* **Data for the task**:
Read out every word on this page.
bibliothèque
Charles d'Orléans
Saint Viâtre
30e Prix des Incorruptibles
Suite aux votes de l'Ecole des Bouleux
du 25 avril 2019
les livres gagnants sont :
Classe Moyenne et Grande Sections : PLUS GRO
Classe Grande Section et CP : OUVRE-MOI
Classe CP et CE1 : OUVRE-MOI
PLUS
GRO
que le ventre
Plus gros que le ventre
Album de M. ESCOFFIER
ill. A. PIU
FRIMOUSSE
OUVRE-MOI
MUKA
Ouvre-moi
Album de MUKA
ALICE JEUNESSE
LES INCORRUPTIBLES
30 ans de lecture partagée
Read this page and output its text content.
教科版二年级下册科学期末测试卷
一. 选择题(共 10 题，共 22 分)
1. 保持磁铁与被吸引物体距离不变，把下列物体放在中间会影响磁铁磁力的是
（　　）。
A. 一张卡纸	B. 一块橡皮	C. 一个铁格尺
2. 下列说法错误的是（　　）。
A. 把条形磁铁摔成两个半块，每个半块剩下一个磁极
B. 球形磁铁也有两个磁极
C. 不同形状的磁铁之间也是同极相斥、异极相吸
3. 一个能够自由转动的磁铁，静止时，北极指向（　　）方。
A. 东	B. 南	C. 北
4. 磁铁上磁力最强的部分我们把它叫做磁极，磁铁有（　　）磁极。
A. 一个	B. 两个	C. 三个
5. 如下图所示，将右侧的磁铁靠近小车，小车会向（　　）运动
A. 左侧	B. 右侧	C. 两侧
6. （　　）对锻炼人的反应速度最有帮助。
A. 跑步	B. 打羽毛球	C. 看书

* **What you have to do**:
Please output the entire listing exactly as it stands.

* **Solution to the exercise**:
Read out every word on this page.
bibliothèque
Charles d'Orléans
Saint Viâtre
30e Prix des Incorruptibles
Suite aux votes de l'Ecole des Bouleux
du 25 avril 2019
les livres gagnants sont :
Classe Moyenne et Grande Sections : PLUS GRO
Classe Grande Section et CP : OUVRE-MOI
Classe CP et CE1 : OUVRE-MOI
PLUS
GRO
que le ventre
Plus gros que le ventre
Album de M. ESCOFFIER
ill. A. PIU
FRIMOUSSE
OUVRE-MOI
MUKA
Ouvre-moi
Album de MUKA
ALICE JEUNESSE
LES INCORRUPTIBLES
30 ans de lecture partagée
Read this page and output its text content.
教科版二年级下册科学期末测试卷
一. 选择题(共 10 题，共 22 分)
1. 保持磁铁与被吸引物体距离不变，把下列物体放在中间会影响磁铁磁力的是
（　　）。
A. 一张卡纸	B. 一块橡皮	C. 一个铁格尺
2. 下列说法错误的是（　　）。
A. 把条形磁铁摔成两个半块，每个半块剩下一个磁极
B. 球形磁铁也有两个磁极
C. 不同形状的磁铁之间也是同极相斥、异极相吸
3. 一个能够自由转动的磁铁，静止时，北极指向（　　）方。
A. 东	B. 南	C. 北
4. 磁铁上磁力最强的部分我们把它叫做磁极，磁铁有（　　）磁极。
A. 一个	B. 两个	C. 三个
5. 如下图所示，将右侧的磁铁靠近小车，小车会向（　　）运动
A. 左侧	B. 右侧	C. 两侧
6. （　　）对锻炼人的反应速度最有帮助。
A. 跑步	B. 打羽毛球	C. 看书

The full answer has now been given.